EXERCISE AIM
Scan the material below for lines with the word "сантиметров" and report how many there are, with nothing added.

Data extracted from a collection
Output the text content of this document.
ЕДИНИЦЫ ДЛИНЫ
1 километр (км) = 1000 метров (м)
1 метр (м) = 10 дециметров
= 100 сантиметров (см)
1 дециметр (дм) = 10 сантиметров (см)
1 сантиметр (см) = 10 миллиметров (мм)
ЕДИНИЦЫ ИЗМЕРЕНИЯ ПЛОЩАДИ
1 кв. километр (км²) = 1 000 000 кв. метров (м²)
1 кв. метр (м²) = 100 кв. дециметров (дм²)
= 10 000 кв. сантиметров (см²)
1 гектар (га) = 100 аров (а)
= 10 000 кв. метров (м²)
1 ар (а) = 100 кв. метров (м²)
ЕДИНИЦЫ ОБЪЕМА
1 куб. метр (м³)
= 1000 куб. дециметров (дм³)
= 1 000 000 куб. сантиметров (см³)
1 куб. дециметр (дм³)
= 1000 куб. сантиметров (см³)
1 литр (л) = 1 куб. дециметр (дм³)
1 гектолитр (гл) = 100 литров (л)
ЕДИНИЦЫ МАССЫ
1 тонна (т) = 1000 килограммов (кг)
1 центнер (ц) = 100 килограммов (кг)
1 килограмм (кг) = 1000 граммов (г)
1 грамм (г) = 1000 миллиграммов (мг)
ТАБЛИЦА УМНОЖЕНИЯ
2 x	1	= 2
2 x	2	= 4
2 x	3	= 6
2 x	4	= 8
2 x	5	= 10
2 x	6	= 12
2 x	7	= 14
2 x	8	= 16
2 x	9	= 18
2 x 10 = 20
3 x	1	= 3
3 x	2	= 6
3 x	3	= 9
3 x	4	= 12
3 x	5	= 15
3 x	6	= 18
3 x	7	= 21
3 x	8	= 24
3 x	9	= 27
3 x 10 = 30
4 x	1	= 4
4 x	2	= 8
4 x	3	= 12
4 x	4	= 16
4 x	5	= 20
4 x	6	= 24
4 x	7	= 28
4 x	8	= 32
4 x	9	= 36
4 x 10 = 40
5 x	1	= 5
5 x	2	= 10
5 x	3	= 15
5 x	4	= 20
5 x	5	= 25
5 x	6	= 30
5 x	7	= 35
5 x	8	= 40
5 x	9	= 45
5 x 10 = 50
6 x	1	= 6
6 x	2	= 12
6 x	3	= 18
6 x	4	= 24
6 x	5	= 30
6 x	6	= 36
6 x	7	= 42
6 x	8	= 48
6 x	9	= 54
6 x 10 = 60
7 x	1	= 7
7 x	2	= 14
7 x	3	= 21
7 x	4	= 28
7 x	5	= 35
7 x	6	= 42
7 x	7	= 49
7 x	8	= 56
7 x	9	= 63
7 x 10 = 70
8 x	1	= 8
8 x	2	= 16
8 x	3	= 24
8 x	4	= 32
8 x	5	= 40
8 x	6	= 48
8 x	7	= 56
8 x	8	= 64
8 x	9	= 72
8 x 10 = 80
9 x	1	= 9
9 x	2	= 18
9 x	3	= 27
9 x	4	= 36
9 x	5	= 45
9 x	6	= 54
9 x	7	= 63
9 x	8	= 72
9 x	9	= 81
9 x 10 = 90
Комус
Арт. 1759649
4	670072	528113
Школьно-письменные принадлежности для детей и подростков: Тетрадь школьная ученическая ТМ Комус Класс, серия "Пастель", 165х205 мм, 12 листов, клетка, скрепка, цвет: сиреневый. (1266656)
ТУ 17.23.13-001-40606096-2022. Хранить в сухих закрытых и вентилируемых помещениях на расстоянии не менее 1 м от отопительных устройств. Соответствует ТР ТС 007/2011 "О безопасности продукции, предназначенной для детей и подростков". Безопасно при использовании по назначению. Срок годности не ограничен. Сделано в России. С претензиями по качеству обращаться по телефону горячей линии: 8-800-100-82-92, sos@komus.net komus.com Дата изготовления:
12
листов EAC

THE REPLY
5